• Given exercise: Emit the data below verbatim, stripping out any pictures.

+ + + +

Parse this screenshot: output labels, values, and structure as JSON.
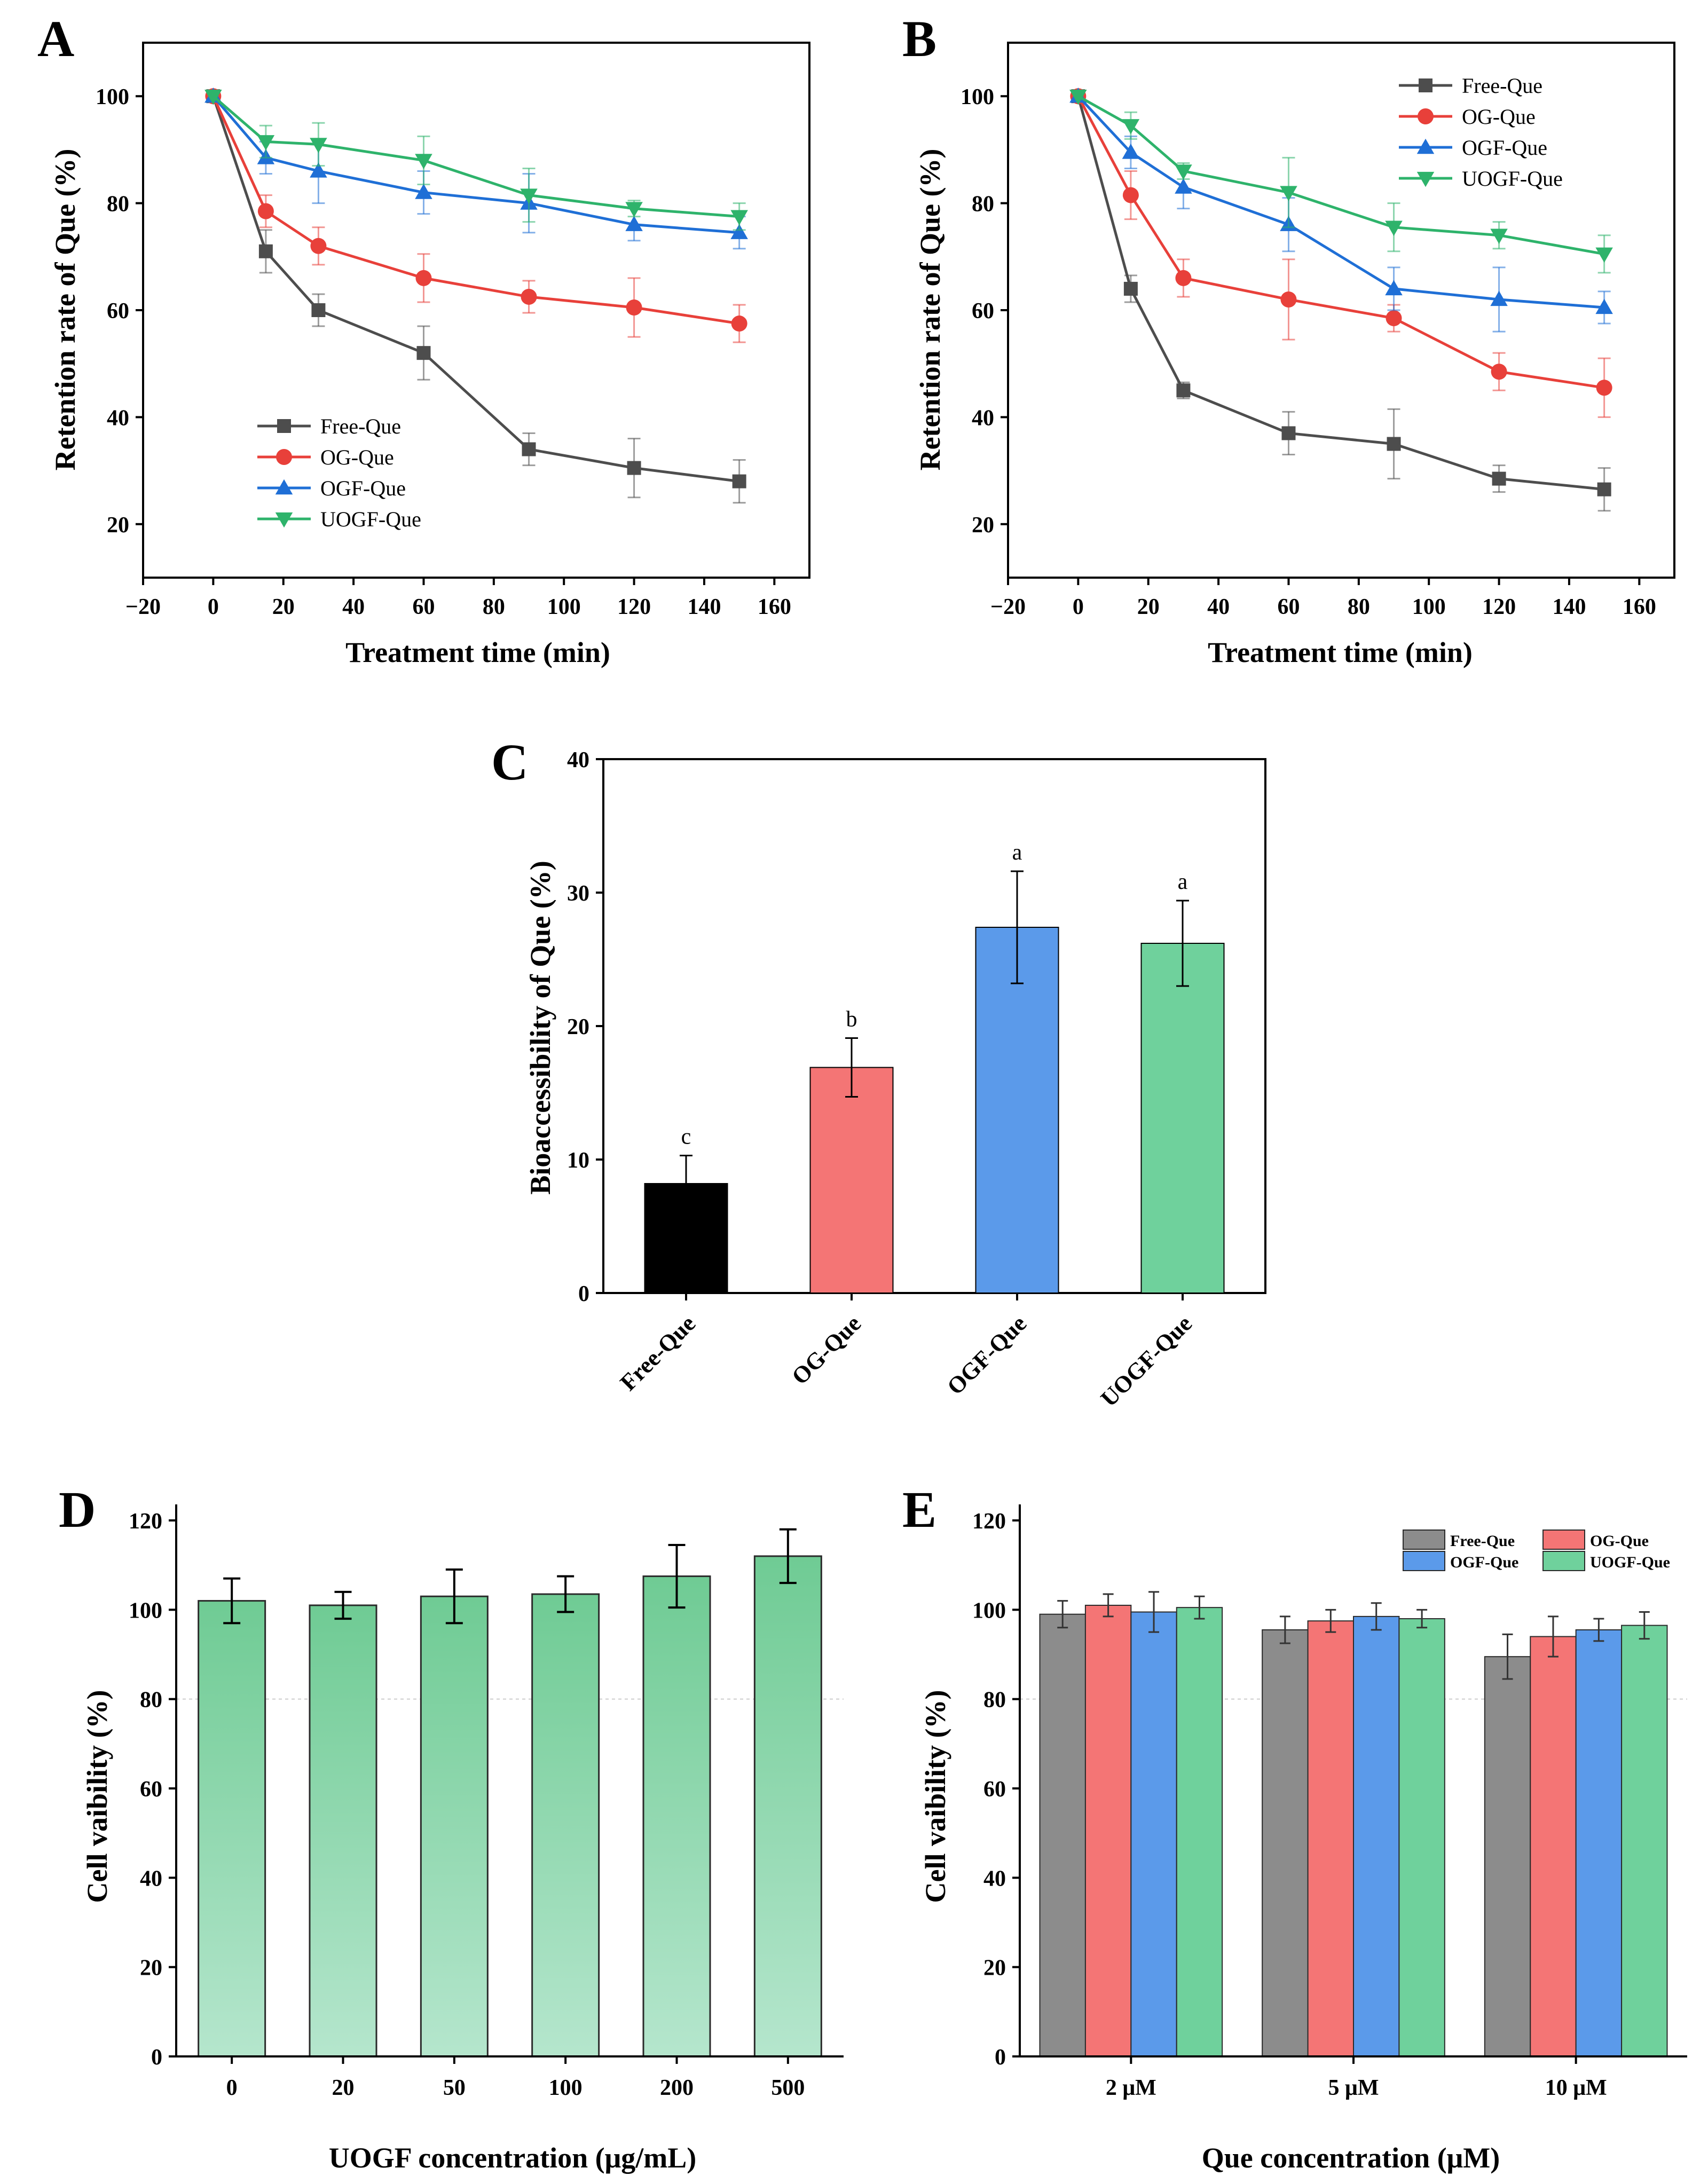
{
  "colors": {
    "free": "#4d4d4d",
    "og": "#e8403a",
    "ogf": "#1f6fd6",
    "uogf": "#2eb36b",
    "bar_black": "#000000",
    "bar_pink": "#f47575",
    "bar_blue": "#5b9aea",
    "bar_green": "#6fd19c",
    "bar_gray": "#8c8c8c"
  },
  "chart_data": [
    {
      "panel": "A",
      "type": "line",
      "xlabel": "Treatment time (min)",
      "ylabel": "Retention rate of Que (%)",
      "xlim": [
        -20,
        170
      ],
      "ylim": [
        10,
        110
      ],
      "xticks": [
        -20,
        0,
        20,
        40,
        60,
        80,
        100,
        120,
        140,
        160
      ],
      "yticks": [
        20,
        40,
        60,
        80,
        100
      ],
      "legend_position": "bottom-left",
      "x": [
        0,
        15,
        30,
        60,
        90,
        120,
        150
      ],
      "series": [
        {
          "name": "Free-Que",
          "marker": "square",
          "color": "#4d4d4d",
          "values": [
            100,
            71,
            60,
            52,
            34,
            30.5,
            28
          ],
          "errors": [
            0,
            4,
            3,
            5,
            3,
            5.5,
            4
          ]
        },
        {
          "name": "OG-Que",
          "marker": "circle",
          "color": "#e8403a",
          "values": [
            100,
            78.5,
            72,
            66,
            62.5,
            60.5,
            57.5
          ],
          "errors": [
            0,
            3,
            3.5,
            4.5,
            3,
            5.5,
            3.5
          ]
        },
        {
          "name": "OGF-Que",
          "marker": "triangle-up",
          "color": "#1f6fd6",
          "values": [
            100,
            88.5,
            86,
            82,
            80,
            76,
            74.5
          ],
          "errors": [
            0,
            3,
            6,
            4,
            5.5,
            3,
            3
          ]
        },
        {
          "name": "UOGF-Que",
          "marker": "triangle-down",
          "color": "#2eb36b",
          "values": [
            100,
            91.5,
            91,
            88,
            81.5,
            79,
            77.5
          ],
          "errors": [
            0,
            3,
            4,
            4.5,
            5,
            1.5,
            2.5
          ]
        }
      ]
    },
    {
      "panel": "B",
      "type": "line",
      "xlabel": "Treatment time (min)",
      "ylabel": "Retention rate of Que (%)",
      "xlim": [
        -20,
        170
      ],
      "ylim": [
        10,
        110
      ],
      "xticks": [
        -20,
        0,
        20,
        40,
        60,
        80,
        100,
        120,
        140,
        160
      ],
      "yticks": [
        20,
        40,
        60,
        80,
        100
      ],
      "legend_position": "top-right",
      "x": [
        0,
        15,
        30,
        60,
        90,
        120,
        150
      ],
      "series": [
        {
          "name": "Free-Que",
          "marker": "square",
          "color": "#4d4d4d",
          "values": [
            100,
            64,
            45,
            37,
            35,
            28.5,
            26.5
          ],
          "errors": [
            0,
            2.5,
            1.5,
            4,
            6.5,
            2.5,
            4
          ]
        },
        {
          "name": "OG-Que",
          "marker": "circle",
          "color": "#e8403a",
          "values": [
            100,
            81.5,
            66,
            62,
            58.5,
            48.5,
            45.5
          ],
          "errors": [
            0,
            4.5,
            3.5,
            7.5,
            2.5,
            3.5,
            5.5
          ]
        },
        {
          "name": "OGF-Que",
          "marker": "triangle-up",
          "color": "#1f6fd6",
          "values": [
            100,
            89.5,
            83,
            76,
            64,
            62,
            60.5
          ],
          "errors": [
            0,
            3,
            4,
            5,
            4,
            6,
            3
          ]
        },
        {
          "name": "UOGF-Que",
          "marker": "triangle-down",
          "color": "#2eb36b",
          "values": [
            100,
            94.5,
            86,
            82,
            75.5,
            74,
            70.5
          ],
          "errors": [
            0,
            2.5,
            1.5,
            6.5,
            4.5,
            2.5,
            3.5
          ]
        }
      ]
    },
    {
      "panel": "C",
      "type": "bar",
      "xlabel": "",
      "ylabel": "Bioaccessibility of Que (%)",
      "ylim": [
        0,
        40
      ],
      "yticks": [
        0,
        10,
        20,
        30,
        40
      ],
      "categories": [
        "Free-Que",
        "OG-Que",
        "OGF-Que",
        "UOGF-Que"
      ],
      "values": [
        8.2,
        16.9,
        27.4,
        26.2
      ],
      "errors": [
        2.1,
        2.2,
        4.2,
        3.2
      ],
      "significance": [
        "c",
        "b",
        "a",
        "a"
      ],
      "bar_colors": [
        "#000000",
        "#f47575",
        "#5b9aea",
        "#6fd19c"
      ]
    },
    {
      "panel": "D",
      "type": "bar",
      "xlabel": "UOGF concentration (μg/mL)",
      "ylabel": "Cell vaibility (%)",
      "ylim": [
        0,
        120
      ],
      "yticks": [
        0,
        20,
        40,
        60,
        80,
        100,
        120
      ],
      "reference_line": 80,
      "categories": [
        "0",
        "20",
        "50",
        "100",
        "200",
        "500"
      ],
      "values": [
        102,
        101,
        103,
        103.5,
        107.5,
        112
      ],
      "errors": [
        5,
        3,
        6,
        4,
        7,
        6
      ],
      "bar_color": "#6fd19c"
    },
    {
      "panel": "E",
      "type": "bar",
      "xlabel": "Que concentration (μM)",
      "ylabel": "Cell vaibility (%)",
      "ylim": [
        0,
        120
      ],
      "yticks": [
        0,
        20,
        40,
        60,
        80,
        100,
        120
      ],
      "reference_line": 80,
      "legend_position": "top-right",
      "categories": [
        "2 μM",
        "5 μM",
        "10 μM"
      ],
      "series": [
        {
          "name": "Free-Que",
          "color": "#8c8c8c",
          "values": [
            99,
            95.5,
            89.5
          ],
          "errors": [
            3,
            3,
            5
          ]
        },
        {
          "name": "OG-Que",
          "color": "#f47575",
          "values": [
            101,
            97.5,
            94
          ],
          "errors": [
            2.5,
            2.5,
            4.5
          ]
        },
        {
          "name": "OGF-Que",
          "color": "#5b9aea",
          "values": [
            99.5,
            98.5,
            95.5
          ],
          "errors": [
            4.5,
            3,
            2.5
          ]
        },
        {
          "name": "UOGF-Que",
          "color": "#6fd19c",
          "values": [
            100.5,
            98,
            96.5
          ],
          "errors": [
            2.5,
            2,
            3
          ]
        }
      ]
    }
  ]
}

+ + + +

• Result for this exercise:
Parse this screenshot: output labels, values, and structure as JSON.
{
  "colors": {
    "free": "#4d4d4d",
    "og": "#e8403a",
    "ogf": "#1f6fd6",
    "uogf": "#2eb36b",
    "bar_black": "#000000",
    "bar_pink": "#f47575",
    "bar_blue": "#5b9aea",
    "bar_green": "#6fd19c",
    "bar_gray": "#8c8c8c"
  },
  "chart_data": [
    {
      "panel": "A",
      "type": "line",
      "xlabel": "Treatment time (min)",
      "ylabel": "Retention rate of Que (%)",
      "xlim": [
        -20,
        170
      ],
      "ylim": [
        10,
        110
      ],
      "xticks": [
        -20,
        0,
        20,
        40,
        60,
        80,
        100,
        120,
        140,
        160
      ],
      "yticks": [
        20,
        40,
        60,
        80,
        100
      ],
      "legend_position": "bottom-left",
      "x": [
        0,
        15,
        30,
        60,
        90,
        120,
        150
      ],
      "series": [
        {
          "name": "Free-Que",
          "marker": "square",
          "color": "#4d4d4d",
          "values": [
            100,
            71,
            60,
            52,
            34,
            30.5,
            28
          ],
          "errors": [
            0,
            4,
            3,
            5,
            3,
            5.5,
            4
          ]
        },
        {
          "name": "OG-Que",
          "marker": "circle",
          "color": "#e8403a",
          "values": [
            100,
            78.5,
            72,
            66,
            62.5,
            60.5,
            57.5
          ],
          "errors": [
            0,
            3,
            3.5,
            4.5,
            3,
            5.5,
            3.5
          ]
        },
        {
          "name": "OGF-Que",
          "marker": "triangle-up",
          "color": "#1f6fd6",
          "values": [
            100,
            88.5,
            86,
            82,
            80,
            76,
            74.5
          ],
          "errors": [
            0,
            3,
            6,
            4,
            5.5,
            3,
            3
          ]
        },
        {
          "name": "UOGF-Que",
          "marker": "triangle-down",
          "color": "#2eb36b",
          "values": [
            100,
            91.5,
            91,
            88,
            81.5,
            79,
            77.5
          ],
          "errors": [
            0,
            3,
            4,
            4.5,
            5,
            1.5,
            2.5
          ]
        }
      ]
    },
    {
      "panel": "B",
      "type": "line",
      "xlabel": "Treatment time (min)",
      "ylabel": "Retention rate of Que (%)",
      "xlim": [
        -20,
        170
      ],
      "ylim": [
        10,
        110
      ],
      "xticks": [
        -20,
        0,
        20,
        40,
        60,
        80,
        100,
        120,
        140,
        160
      ],
      "yticks": [
        20,
        40,
        60,
        80,
        100
      ],
      "legend_position": "top-right",
      "x": [
        0,
        15,
        30,
        60,
        90,
        120,
        150
      ],
      "series": [
        {
          "name": "Free-Que",
          "marker": "square",
          "color": "#4d4d4d",
          "values": [
            100,
            64,
            45,
            37,
            35,
            28.5,
            26.5
          ],
          "errors": [
            0,
            2.5,
            1.5,
            4,
            6.5,
            2.5,
            4
          ]
        },
        {
          "name": "OG-Que",
          "marker": "circle",
          "color": "#e8403a",
          "values": [
            100,
            81.5,
            66,
            62,
            58.5,
            48.5,
            45.5
          ],
          "errors": [
            0,
            4.5,
            3.5,
            7.5,
            2.5,
            3.5,
            5.5
          ]
        },
        {
          "name": "OGF-Que",
          "marker": "triangle-up",
          "color": "#1f6fd6",
          "values": [
            100,
            89.5,
            83,
            76,
            64,
            62,
            60.5
          ],
          "errors": [
            0,
            3,
            4,
            5,
            4,
            6,
            3
          ]
        },
        {
          "name": "UOGF-Que",
          "marker": "triangle-down",
          "color": "#2eb36b",
          "values": [
            100,
            94.5,
            86,
            82,
            75.5,
            74,
            70.5
          ],
          "errors": [
            0,
            2.5,
            1.5,
            6.5,
            4.5,
            2.5,
            3.5
          ]
        }
      ]
    },
    {
      "panel": "C",
      "type": "bar",
      "xlabel": "",
      "ylabel": "Bioaccessibility of Que (%)",
      "ylim": [
        0,
        40
      ],
      "yticks": [
        0,
        10,
        20,
        30,
        40
      ],
      "categories": [
        "Free-Que",
        "OG-Que",
        "OGF-Que",
        "UOGF-Que"
      ],
      "values": [
        8.2,
        16.9,
        27.4,
        26.2
      ],
      "errors": [
        2.1,
        2.2,
        4.2,
        3.2
      ],
      "significance": [
        "c",
        "b",
        "a",
        "a"
      ],
      "bar_colors": [
        "#000000",
        "#f47575",
        "#5b9aea",
        "#6fd19c"
      ]
    },
    {
      "panel": "D",
      "type": "bar",
      "xlabel": "UOGF concentration (μg/mL)",
      "ylabel": "Cell vaibility (%)",
      "ylim": [
        0,
        120
      ],
      "yticks": [
        0,
        20,
        40,
        60,
        80,
        100,
        120
      ],
      "reference_line": 80,
      "categories": [
        "0",
        "20",
        "50",
        "100",
        "200",
        "500"
      ],
      "values": [
        102,
        101,
        103,
        103.5,
        107.5,
        112
      ],
      "errors": [
        5,
        3,
        6,
        4,
        7,
        6
      ],
      "bar_color": "#6fd19c"
    },
    {
      "panel": "E",
      "type": "bar",
      "xlabel": "Que concentration (μM)",
      "ylabel": "Cell vaibility (%)",
      "ylim": [
        0,
        120
      ],
      "yticks": [
        0,
        20,
        40,
        60,
        80,
        100,
        120
      ],
      "reference_line": 80,
      "legend_position": "top-right",
      "categories": [
        "2 μM",
        "5 μM",
        "10 μM"
      ],
      "series": [
        {
          "name": "Free-Que",
          "color": "#8c8c8c",
          "values": [
            99,
            95.5,
            89.5
          ],
          "errors": [
            3,
            3,
            5
          ]
        },
        {
          "name": "OG-Que",
          "color": "#f47575",
          "values": [
            101,
            97.5,
            94
          ],
          "errors": [
            2.5,
            2.5,
            4.5
          ]
        },
        {
          "name": "OGF-Que",
          "color": "#5b9aea",
          "values": [
            99.5,
            98.5,
            95.5
          ],
          "errors": [
            4.5,
            3,
            2.5
          ]
        },
        {
          "name": "UOGF-Que",
          "color": "#6fd19c",
          "values": [
            100.5,
            98,
            96.5
          ],
          "errors": [
            2.5,
            2,
            3
          ]
        }
      ]
    }
  ]
}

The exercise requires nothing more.